Data items:
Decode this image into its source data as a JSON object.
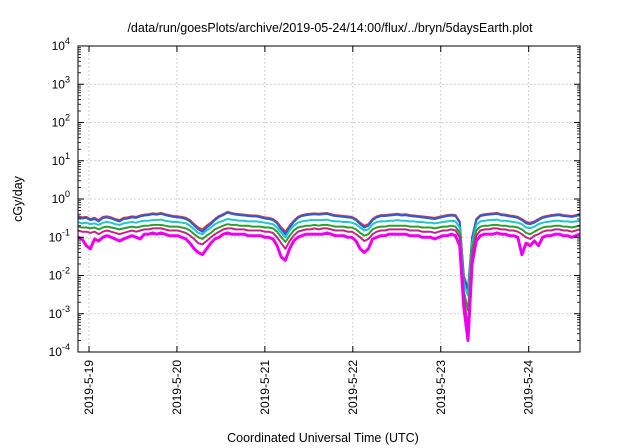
{
  "chart_data": {
    "type": "line",
    "title": "/data/run/goesPlots/archive/2019-05-24/14:00/flux/../bryn/5daysEarth.plot",
    "xlabel": "Coordinated Universal Time (UTC)",
    "ylabel": "cGy/day",
    "yscale": "log",
    "ylim": [
      0.0001,
      10000
    ],
    "xlim": [
      "2019-05-18 21:00",
      "2019-05-24 14:00"
    ],
    "grid": true,
    "x_ticks": [
      "2019-5-19",
      "2019-5-20",
      "2019-5-21",
      "2019-5-22",
      "2019-5-23",
      "2019-5-24"
    ],
    "y_ticks": [
      {
        "value": 0.0001,
        "base": "10",
        "exp": "-4"
      },
      {
        "value": 0.001,
        "base": "10",
        "exp": "-3"
      },
      {
        "value": 0.01,
        "base": "10",
        "exp": "-2"
      },
      {
        "value": 0.1,
        "base": "10",
        "exp": "-1"
      },
      {
        "value": 1,
        "base": "10",
        "exp": "0"
      },
      {
        "value": 10,
        "base": "10",
        "exp": "1"
      },
      {
        "value": 100,
        "base": "10",
        "exp": "2"
      },
      {
        "value": 1000,
        "base": "10",
        "exp": "3"
      },
      {
        "value": 10000,
        "base": "10",
        "exp": "4"
      }
    ],
    "series": [
      {
        "color": "#e8322f",
        "values": [
          0.36,
          0.33,
          0.34,
          0.3,
          0.32,
          0.28,
          0.34,
          0.35,
          0.33,
          0.3,
          0.28,
          0.32,
          0.33,
          0.35,
          0.34,
          0.37,
          0.39,
          0.4,
          0.42,
          0.41,
          0.43,
          0.4,
          0.38,
          0.36,
          0.35,
          0.34,
          0.32,
          0.28,
          0.22,
          0.18,
          0.16,
          0.2,
          0.24,
          0.3,
          0.36,
          0.4,
          0.46,
          0.43,
          0.41,
          0.4,
          0.39,
          0.38,
          0.37,
          0.37,
          0.35,
          0.33,
          0.32,
          0.3,
          0.25,
          0.18,
          0.14,
          0.2,
          0.27,
          0.34,
          0.38,
          0.4,
          0.41,
          0.42,
          0.41,
          0.42,
          0.43,
          0.4,
          0.38,
          0.37,
          0.36,
          0.35,
          0.34,
          0.3,
          0.24,
          0.2,
          0.22,
          0.3,
          0.35,
          0.38,
          0.38,
          0.39,
          0.4,
          0.41,
          0.39,
          0.4,
          0.38,
          0.37,
          0.36,
          0.35,
          0.34,
          0.33,
          0.32,
          0.34,
          0.36,
          0.38,
          0.39,
          0.38,
          0.26,
          0.01,
          0.0045,
          0.1,
          0.3,
          0.38,
          0.4,
          0.41,
          0.42,
          0.43,
          0.4,
          0.39,
          0.37,
          0.36,
          0.34,
          0.3,
          0.25,
          0.24,
          0.26,
          0.3,
          0.34,
          0.36,
          0.38,
          0.39,
          0.4,
          0.38,
          0.37,
          0.36,
          0.38,
          0.4
        ]
      },
      {
        "color": "#2060e0",
        "values": [
          0.34,
          0.31,
          0.32,
          0.28,
          0.3,
          0.26,
          0.32,
          0.33,
          0.31,
          0.28,
          0.26,
          0.3,
          0.31,
          0.33,
          0.32,
          0.35,
          0.37,
          0.38,
          0.4,
          0.39,
          0.41,
          0.38,
          0.36,
          0.34,
          0.33,
          0.32,
          0.3,
          0.26,
          0.2,
          0.16,
          0.14,
          0.18,
          0.22,
          0.28,
          0.34,
          0.38,
          0.44,
          0.41,
          0.39,
          0.38,
          0.37,
          0.36,
          0.35,
          0.35,
          0.33,
          0.31,
          0.3,
          0.28,
          0.23,
          0.16,
          0.12,
          0.18,
          0.25,
          0.32,
          0.36,
          0.38,
          0.39,
          0.4,
          0.39,
          0.4,
          0.41,
          0.38,
          0.36,
          0.35,
          0.34,
          0.33,
          0.32,
          0.28,
          0.22,
          0.18,
          0.2,
          0.28,
          0.33,
          0.36,
          0.36,
          0.37,
          0.38,
          0.39,
          0.37,
          0.38,
          0.36,
          0.35,
          0.34,
          0.33,
          0.32,
          0.31,
          0.3,
          0.32,
          0.34,
          0.36,
          0.37,
          0.36,
          0.24,
          0.009,
          0.004,
          0.09,
          0.28,
          0.36,
          0.38,
          0.39,
          0.4,
          0.41,
          0.38,
          0.37,
          0.35,
          0.34,
          0.32,
          0.28,
          0.23,
          0.22,
          0.24,
          0.28,
          0.32,
          0.34,
          0.36,
          0.37,
          0.38,
          0.36,
          0.35,
          0.34,
          0.36,
          0.38
        ]
      },
      {
        "color": "#1fc8c8",
        "values": [
          0.25,
          0.23,
          0.24,
          0.22,
          0.23,
          0.21,
          0.24,
          0.25,
          0.24,
          0.22,
          0.21,
          0.23,
          0.24,
          0.25,
          0.24,
          0.26,
          0.27,
          0.27,
          0.28,
          0.28,
          0.29,
          0.27,
          0.26,
          0.25,
          0.25,
          0.24,
          0.23,
          0.2,
          0.16,
          0.13,
          0.12,
          0.15,
          0.18,
          0.22,
          0.25,
          0.27,
          0.3,
          0.29,
          0.28,
          0.27,
          0.27,
          0.26,
          0.26,
          0.26,
          0.25,
          0.24,
          0.23,
          0.22,
          0.18,
          0.13,
          0.1,
          0.15,
          0.2,
          0.24,
          0.26,
          0.27,
          0.28,
          0.28,
          0.28,
          0.28,
          0.29,
          0.27,
          0.26,
          0.26,
          0.25,
          0.25,
          0.24,
          0.22,
          0.18,
          0.15,
          0.16,
          0.22,
          0.25,
          0.26,
          0.26,
          0.27,
          0.27,
          0.28,
          0.27,
          0.27,
          0.26,
          0.26,
          0.25,
          0.25,
          0.24,
          0.24,
          0.23,
          0.24,
          0.25,
          0.26,
          0.27,
          0.26,
          0.18,
          0.006,
          0.003,
          0.07,
          0.21,
          0.26,
          0.27,
          0.28,
          0.28,
          0.29,
          0.27,
          0.27,
          0.26,
          0.25,
          0.24,
          0.22,
          0.18,
          0.17,
          0.19,
          0.22,
          0.24,
          0.25,
          0.26,
          0.27,
          0.27,
          0.26,
          0.26,
          0.25,
          0.26,
          0.27
        ]
      },
      {
        "color": "#2aa02a",
        "values": [
          0.19,
          0.18,
          0.18,
          0.17,
          0.18,
          0.16,
          0.18,
          0.19,
          0.18,
          0.17,
          0.16,
          0.17,
          0.18,
          0.19,
          0.18,
          0.19,
          0.2,
          0.2,
          0.21,
          0.21,
          0.21,
          0.2,
          0.19,
          0.19,
          0.19,
          0.18,
          0.17,
          0.15,
          0.12,
          0.1,
          0.09,
          0.11,
          0.13,
          0.16,
          0.18,
          0.2,
          0.22,
          0.21,
          0.21,
          0.2,
          0.2,
          0.2,
          0.19,
          0.19,
          0.19,
          0.18,
          0.18,
          0.17,
          0.14,
          0.1,
          0.075,
          0.11,
          0.15,
          0.18,
          0.19,
          0.2,
          0.2,
          0.21,
          0.2,
          0.21,
          0.21,
          0.2,
          0.19,
          0.19,
          0.19,
          0.18,
          0.18,
          0.16,
          0.13,
          0.11,
          0.12,
          0.16,
          0.18,
          0.19,
          0.19,
          0.2,
          0.2,
          0.2,
          0.2,
          0.2,
          0.19,
          0.19,
          0.19,
          0.18,
          0.18,
          0.18,
          0.17,
          0.18,
          0.19,
          0.19,
          0.2,
          0.19,
          0.13,
          0.004,
          0.0012,
          0.05,
          0.15,
          0.19,
          0.2,
          0.2,
          0.21,
          0.21,
          0.2,
          0.2,
          0.19,
          0.19,
          0.18,
          0.16,
          0.13,
          0.12,
          0.14,
          0.16,
          0.18,
          0.19,
          0.19,
          0.2,
          0.2,
          0.19,
          0.19,
          0.18,
          0.19,
          0.2
        ]
      },
      {
        "color": "#cc1f8a",
        "values": [
          0.15,
          0.14,
          0.14,
          0.13,
          0.14,
          0.12,
          0.14,
          0.15,
          0.14,
          0.13,
          0.12,
          0.13,
          0.14,
          0.15,
          0.14,
          0.15,
          0.16,
          0.16,
          0.17,
          0.17,
          0.17,
          0.16,
          0.15,
          0.15,
          0.15,
          0.14,
          0.13,
          0.11,
          0.09,
          0.07,
          0.065,
          0.08,
          0.1,
          0.12,
          0.14,
          0.16,
          0.17,
          0.17,
          0.16,
          0.16,
          0.16,
          0.15,
          0.15,
          0.15,
          0.15,
          0.14,
          0.14,
          0.13,
          0.1,
          0.07,
          0.05,
          0.08,
          0.11,
          0.14,
          0.15,
          0.16,
          0.16,
          0.17,
          0.16,
          0.17,
          0.17,
          0.16,
          0.15,
          0.15,
          0.15,
          0.14,
          0.14,
          0.12,
          0.1,
          0.08,
          0.09,
          0.12,
          0.14,
          0.15,
          0.15,
          0.16,
          0.16,
          0.16,
          0.16,
          0.16,
          0.15,
          0.15,
          0.15,
          0.14,
          0.14,
          0.14,
          0.13,
          0.14,
          0.15,
          0.15,
          0.16,
          0.15,
          0.1,
          0.003,
          0.0004,
          0.03,
          0.11,
          0.15,
          0.16,
          0.16,
          0.17,
          0.17,
          0.16,
          0.16,
          0.15,
          0.15,
          0.14,
          0.12,
          0.1,
          0.09,
          0.11,
          0.12,
          0.14,
          0.15,
          0.15,
          0.16,
          0.16,
          0.15,
          0.15,
          0.14,
          0.15,
          0.16
        ]
      },
      {
        "color": "#f000f0",
        "values": [
          0.1,
          0.09,
          0.06,
          0.05,
          0.09,
          0.08,
          0.1,
          0.11,
          0.1,
          0.09,
          0.08,
          0.09,
          0.1,
          0.11,
          0.1,
          0.09,
          0.12,
          0.12,
          0.13,
          0.12,
          0.13,
          0.12,
          0.11,
          0.11,
          0.11,
          0.1,
          0.09,
          0.07,
          0.05,
          0.04,
          0.035,
          0.05,
          0.07,
          0.09,
          0.1,
          0.12,
          0.13,
          0.12,
          0.12,
          0.12,
          0.12,
          0.11,
          0.11,
          0.11,
          0.11,
          0.1,
          0.1,
          0.09,
          0.06,
          0.03,
          0.025,
          0.05,
          0.08,
          0.1,
          0.11,
          0.12,
          0.12,
          0.12,
          0.12,
          0.12,
          0.13,
          0.12,
          0.11,
          0.11,
          0.11,
          0.1,
          0.1,
          0.08,
          0.05,
          0.04,
          0.05,
          0.09,
          0.1,
          0.11,
          0.11,
          0.12,
          0.12,
          0.12,
          0.12,
          0.12,
          0.11,
          0.11,
          0.11,
          0.1,
          0.1,
          0.1,
          0.09,
          0.1,
          0.11,
          0.11,
          0.12,
          0.11,
          0.06,
          0.0015,
          0.0002,
          0.02,
          0.08,
          0.11,
          0.12,
          0.12,
          0.12,
          0.13,
          0.12,
          0.12,
          0.11,
          0.11,
          0.1,
          0.035,
          0.07,
          0.06,
          0.08,
          0.06,
          0.1,
          0.11,
          0.11,
          0.12,
          0.12,
          0.11,
          0.11,
          0.1,
          0.11,
          0.12
        ]
      }
    ]
  }
}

THE PROBLEM >> Report all lines of the material that contain the word "color".

EXERCISE SOLUTION >>
        "color": "#e8322f",
        "color": "#2060e0",
        "color": "#1fc8c8",
        "color": "#2aa02a",
        "color": "#cc1f8a",
        "color": "#f000f0",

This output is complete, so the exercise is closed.